Directions:
Filter this data down to the lines that hold "date", and copy them.

Recorded data:
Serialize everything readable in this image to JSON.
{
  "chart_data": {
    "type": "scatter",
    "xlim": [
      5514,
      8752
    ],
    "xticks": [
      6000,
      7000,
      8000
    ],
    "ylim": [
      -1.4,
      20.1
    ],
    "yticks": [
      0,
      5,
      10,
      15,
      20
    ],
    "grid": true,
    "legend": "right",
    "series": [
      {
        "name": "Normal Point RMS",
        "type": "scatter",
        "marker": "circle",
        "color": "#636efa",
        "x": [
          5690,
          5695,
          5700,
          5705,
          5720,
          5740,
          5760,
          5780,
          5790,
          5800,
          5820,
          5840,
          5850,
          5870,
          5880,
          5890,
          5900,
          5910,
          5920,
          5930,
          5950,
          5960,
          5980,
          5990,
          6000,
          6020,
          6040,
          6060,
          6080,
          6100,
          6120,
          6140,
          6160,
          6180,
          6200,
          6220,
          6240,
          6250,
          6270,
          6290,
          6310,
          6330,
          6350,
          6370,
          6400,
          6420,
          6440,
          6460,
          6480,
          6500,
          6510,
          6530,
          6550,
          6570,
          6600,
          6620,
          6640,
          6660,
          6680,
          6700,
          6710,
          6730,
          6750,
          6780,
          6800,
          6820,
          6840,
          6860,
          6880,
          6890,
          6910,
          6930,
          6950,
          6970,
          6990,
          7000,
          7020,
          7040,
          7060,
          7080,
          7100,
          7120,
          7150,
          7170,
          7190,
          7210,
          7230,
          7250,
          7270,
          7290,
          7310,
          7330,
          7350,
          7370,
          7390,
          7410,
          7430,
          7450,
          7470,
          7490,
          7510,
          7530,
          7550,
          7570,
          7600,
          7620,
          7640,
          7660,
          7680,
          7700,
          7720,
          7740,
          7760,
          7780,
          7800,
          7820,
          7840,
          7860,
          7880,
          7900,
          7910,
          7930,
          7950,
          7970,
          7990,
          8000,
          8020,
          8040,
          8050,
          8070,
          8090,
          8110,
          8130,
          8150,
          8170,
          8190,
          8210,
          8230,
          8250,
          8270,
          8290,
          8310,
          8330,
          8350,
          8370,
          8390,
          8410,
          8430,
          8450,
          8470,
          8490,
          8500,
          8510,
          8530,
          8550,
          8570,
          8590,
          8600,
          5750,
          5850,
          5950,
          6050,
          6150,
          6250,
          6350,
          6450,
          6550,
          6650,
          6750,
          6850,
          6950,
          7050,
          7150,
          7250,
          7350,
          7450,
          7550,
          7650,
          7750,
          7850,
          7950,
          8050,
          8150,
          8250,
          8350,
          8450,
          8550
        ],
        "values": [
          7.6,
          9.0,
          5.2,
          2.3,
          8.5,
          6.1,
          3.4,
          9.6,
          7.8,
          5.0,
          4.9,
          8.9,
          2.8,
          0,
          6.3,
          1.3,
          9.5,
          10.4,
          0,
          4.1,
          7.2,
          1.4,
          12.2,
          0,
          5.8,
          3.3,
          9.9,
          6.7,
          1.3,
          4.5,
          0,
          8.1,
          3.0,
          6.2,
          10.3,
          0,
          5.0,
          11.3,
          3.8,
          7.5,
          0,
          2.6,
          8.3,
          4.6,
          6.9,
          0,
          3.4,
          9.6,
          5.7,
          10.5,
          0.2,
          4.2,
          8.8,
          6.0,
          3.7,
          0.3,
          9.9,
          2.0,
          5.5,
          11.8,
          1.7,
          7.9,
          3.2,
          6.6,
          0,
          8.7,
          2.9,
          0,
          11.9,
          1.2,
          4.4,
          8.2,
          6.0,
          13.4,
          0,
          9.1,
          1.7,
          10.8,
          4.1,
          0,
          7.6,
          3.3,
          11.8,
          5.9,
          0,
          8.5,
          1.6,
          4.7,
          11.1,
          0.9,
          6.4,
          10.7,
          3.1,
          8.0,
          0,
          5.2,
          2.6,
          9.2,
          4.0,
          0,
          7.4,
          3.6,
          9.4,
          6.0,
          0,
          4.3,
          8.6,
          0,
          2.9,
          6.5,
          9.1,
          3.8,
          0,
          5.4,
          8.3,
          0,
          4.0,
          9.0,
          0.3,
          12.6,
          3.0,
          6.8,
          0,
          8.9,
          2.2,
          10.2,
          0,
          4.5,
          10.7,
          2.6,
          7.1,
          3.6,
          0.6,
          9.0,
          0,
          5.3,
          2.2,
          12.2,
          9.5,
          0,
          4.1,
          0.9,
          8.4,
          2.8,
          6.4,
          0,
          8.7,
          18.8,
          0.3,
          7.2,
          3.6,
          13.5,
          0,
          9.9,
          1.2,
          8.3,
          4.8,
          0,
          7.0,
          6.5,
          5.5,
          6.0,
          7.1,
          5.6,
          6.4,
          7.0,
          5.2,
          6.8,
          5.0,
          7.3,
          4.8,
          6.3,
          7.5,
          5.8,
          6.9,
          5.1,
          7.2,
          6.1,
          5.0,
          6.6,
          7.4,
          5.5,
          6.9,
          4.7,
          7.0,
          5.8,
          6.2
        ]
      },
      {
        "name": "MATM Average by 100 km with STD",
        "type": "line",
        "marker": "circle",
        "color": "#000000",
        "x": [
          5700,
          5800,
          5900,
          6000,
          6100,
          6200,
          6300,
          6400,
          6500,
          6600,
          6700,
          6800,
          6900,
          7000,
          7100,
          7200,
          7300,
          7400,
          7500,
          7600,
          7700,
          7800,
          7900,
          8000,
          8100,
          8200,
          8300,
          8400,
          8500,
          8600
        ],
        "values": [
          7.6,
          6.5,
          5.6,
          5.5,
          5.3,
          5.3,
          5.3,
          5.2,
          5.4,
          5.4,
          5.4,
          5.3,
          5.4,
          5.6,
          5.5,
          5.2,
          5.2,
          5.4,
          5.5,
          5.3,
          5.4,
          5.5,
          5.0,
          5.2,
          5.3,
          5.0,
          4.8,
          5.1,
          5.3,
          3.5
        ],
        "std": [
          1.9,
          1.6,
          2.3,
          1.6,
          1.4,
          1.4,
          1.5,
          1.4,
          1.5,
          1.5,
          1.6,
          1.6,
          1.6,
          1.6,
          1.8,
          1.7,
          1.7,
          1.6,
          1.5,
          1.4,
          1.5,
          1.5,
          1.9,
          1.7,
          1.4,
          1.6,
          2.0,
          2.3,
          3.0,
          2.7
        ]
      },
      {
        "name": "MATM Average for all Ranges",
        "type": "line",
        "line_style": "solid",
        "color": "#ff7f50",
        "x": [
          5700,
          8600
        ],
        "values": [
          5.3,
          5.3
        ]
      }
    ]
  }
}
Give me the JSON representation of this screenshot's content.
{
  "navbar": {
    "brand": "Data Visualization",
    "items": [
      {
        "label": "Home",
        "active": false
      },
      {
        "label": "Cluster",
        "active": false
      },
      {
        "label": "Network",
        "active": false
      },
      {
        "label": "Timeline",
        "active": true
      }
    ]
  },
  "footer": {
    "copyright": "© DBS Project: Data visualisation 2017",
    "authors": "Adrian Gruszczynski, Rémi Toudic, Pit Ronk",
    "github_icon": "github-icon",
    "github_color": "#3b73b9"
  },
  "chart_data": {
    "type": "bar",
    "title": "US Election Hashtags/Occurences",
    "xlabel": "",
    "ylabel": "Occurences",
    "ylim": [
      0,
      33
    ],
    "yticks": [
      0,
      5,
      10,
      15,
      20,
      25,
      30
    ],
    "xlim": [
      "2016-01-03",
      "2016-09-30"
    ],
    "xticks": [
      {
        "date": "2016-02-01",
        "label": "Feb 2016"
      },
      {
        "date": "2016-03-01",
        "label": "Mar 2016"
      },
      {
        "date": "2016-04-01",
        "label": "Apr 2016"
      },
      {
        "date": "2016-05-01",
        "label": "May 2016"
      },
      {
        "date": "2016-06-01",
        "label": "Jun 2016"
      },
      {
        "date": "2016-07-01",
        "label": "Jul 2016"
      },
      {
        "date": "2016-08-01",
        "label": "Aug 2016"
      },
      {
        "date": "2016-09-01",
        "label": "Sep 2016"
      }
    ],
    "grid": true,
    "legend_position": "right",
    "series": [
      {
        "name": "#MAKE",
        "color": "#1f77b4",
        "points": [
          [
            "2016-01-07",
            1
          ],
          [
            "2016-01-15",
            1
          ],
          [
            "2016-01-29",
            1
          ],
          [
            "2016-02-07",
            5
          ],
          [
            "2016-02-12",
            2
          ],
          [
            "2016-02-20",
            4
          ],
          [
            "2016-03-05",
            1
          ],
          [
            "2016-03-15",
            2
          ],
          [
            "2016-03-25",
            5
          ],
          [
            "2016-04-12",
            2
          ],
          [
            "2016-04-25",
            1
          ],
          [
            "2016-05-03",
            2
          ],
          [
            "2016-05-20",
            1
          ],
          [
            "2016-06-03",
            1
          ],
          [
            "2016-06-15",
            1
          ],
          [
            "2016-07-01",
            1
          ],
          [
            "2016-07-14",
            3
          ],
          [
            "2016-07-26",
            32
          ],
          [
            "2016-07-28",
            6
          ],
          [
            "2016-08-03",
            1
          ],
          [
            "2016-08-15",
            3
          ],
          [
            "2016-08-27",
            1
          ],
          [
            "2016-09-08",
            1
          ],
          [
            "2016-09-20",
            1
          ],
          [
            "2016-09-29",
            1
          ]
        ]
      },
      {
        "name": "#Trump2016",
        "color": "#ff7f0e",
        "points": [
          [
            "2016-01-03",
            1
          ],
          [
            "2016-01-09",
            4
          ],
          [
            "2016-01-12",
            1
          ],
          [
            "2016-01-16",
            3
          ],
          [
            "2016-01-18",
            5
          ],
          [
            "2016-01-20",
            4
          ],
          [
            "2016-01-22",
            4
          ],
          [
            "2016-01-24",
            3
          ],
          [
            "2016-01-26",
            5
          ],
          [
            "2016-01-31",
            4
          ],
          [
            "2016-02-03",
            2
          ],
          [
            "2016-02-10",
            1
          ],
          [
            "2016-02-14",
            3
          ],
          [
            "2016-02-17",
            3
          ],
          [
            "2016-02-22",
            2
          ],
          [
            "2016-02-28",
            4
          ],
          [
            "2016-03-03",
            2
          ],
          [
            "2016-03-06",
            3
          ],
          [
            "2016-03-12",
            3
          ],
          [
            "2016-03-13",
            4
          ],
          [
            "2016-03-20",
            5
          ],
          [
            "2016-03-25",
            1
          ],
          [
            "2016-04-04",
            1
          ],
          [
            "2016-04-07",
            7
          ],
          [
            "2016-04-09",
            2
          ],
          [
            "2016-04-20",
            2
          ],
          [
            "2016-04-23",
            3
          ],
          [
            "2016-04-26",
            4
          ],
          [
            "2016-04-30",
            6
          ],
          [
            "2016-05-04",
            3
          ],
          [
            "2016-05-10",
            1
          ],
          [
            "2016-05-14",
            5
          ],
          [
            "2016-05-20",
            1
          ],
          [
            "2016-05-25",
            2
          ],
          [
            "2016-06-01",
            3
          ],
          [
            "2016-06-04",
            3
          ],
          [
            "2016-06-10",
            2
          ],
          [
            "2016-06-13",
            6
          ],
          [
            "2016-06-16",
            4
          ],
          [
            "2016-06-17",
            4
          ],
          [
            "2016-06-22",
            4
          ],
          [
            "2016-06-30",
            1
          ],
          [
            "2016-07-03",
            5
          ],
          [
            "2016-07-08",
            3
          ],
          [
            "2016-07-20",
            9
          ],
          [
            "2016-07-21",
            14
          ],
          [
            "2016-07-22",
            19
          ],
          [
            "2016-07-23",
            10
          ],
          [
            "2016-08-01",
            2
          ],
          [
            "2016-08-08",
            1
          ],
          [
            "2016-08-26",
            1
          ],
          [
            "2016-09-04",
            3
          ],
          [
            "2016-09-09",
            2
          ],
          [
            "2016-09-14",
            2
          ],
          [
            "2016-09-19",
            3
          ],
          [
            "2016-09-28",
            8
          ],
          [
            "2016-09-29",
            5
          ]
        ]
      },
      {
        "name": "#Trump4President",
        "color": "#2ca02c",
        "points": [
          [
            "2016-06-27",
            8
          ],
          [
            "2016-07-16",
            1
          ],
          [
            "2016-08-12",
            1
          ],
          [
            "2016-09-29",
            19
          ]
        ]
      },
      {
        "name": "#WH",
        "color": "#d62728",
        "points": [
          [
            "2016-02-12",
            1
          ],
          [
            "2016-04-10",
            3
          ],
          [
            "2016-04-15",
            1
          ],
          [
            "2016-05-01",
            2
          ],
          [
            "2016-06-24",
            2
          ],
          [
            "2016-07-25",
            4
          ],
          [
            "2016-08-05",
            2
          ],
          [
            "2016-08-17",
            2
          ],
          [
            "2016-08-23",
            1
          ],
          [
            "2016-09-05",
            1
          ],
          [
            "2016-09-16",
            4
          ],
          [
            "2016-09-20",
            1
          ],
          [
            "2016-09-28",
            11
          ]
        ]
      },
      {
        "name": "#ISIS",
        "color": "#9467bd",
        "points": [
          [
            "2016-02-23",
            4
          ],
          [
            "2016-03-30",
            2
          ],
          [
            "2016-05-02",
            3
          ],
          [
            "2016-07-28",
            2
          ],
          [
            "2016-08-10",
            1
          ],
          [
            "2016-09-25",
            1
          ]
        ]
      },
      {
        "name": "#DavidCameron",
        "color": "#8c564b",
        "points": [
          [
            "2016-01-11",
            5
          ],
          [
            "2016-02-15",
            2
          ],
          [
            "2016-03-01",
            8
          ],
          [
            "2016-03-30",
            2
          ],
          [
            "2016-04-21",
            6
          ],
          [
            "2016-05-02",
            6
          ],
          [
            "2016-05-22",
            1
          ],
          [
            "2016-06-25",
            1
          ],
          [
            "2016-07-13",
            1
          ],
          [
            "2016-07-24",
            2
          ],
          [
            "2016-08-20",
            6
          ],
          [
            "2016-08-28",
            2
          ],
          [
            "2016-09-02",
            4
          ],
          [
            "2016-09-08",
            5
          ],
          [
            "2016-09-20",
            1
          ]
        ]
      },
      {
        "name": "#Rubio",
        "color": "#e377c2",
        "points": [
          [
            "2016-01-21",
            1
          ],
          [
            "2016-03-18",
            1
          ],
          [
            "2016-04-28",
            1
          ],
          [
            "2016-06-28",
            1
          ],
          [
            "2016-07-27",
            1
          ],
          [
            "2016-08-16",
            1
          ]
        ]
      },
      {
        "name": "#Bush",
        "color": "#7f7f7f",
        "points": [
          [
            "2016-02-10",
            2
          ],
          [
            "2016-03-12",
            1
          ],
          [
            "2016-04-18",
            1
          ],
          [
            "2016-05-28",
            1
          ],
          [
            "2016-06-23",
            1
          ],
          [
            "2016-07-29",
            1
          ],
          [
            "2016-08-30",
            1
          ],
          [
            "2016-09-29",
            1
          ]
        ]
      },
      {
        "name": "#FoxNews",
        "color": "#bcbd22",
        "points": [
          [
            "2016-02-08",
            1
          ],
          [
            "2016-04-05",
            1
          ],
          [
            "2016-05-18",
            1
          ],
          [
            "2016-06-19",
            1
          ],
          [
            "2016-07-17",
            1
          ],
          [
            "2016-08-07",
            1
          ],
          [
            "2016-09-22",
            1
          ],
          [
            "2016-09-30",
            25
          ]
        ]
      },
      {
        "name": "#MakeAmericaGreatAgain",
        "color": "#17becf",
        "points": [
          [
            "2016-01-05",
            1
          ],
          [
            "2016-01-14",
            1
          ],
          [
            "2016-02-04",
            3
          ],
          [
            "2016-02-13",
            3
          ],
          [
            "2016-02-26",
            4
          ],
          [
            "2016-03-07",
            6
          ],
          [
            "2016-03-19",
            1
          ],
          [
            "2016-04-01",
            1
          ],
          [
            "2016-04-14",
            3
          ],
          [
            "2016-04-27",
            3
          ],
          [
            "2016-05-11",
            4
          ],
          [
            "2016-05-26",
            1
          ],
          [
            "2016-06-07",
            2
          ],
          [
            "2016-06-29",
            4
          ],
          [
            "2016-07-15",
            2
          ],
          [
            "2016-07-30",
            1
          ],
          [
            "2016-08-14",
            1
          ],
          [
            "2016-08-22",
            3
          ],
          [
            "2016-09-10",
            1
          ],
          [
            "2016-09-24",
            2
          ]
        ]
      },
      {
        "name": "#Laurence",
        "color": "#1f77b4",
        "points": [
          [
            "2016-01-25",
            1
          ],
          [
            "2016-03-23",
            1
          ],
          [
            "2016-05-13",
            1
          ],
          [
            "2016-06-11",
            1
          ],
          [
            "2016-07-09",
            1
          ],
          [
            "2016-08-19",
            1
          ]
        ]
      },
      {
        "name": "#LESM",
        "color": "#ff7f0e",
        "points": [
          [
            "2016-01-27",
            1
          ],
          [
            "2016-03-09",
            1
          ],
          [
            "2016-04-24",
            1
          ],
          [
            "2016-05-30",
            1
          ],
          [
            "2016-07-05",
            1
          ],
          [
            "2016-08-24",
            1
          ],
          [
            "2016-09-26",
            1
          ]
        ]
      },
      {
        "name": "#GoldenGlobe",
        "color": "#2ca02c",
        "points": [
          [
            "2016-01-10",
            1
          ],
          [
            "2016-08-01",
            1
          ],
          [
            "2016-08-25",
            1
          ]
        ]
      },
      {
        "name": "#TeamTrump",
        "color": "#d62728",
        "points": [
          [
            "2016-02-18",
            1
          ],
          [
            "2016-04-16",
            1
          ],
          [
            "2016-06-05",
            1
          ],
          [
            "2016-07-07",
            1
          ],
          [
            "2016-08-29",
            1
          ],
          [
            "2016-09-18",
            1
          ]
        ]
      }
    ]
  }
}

Problem solution:
        "date": "2016-02-01",
        "date": "2016-03-01",
        "date": "2016-04-01",
        "date": "2016-05-01",
        "date": "2016-06-01",
        "date": "2016-07-01",
        "date": "2016-08-01",
        "date": "2016-09-01",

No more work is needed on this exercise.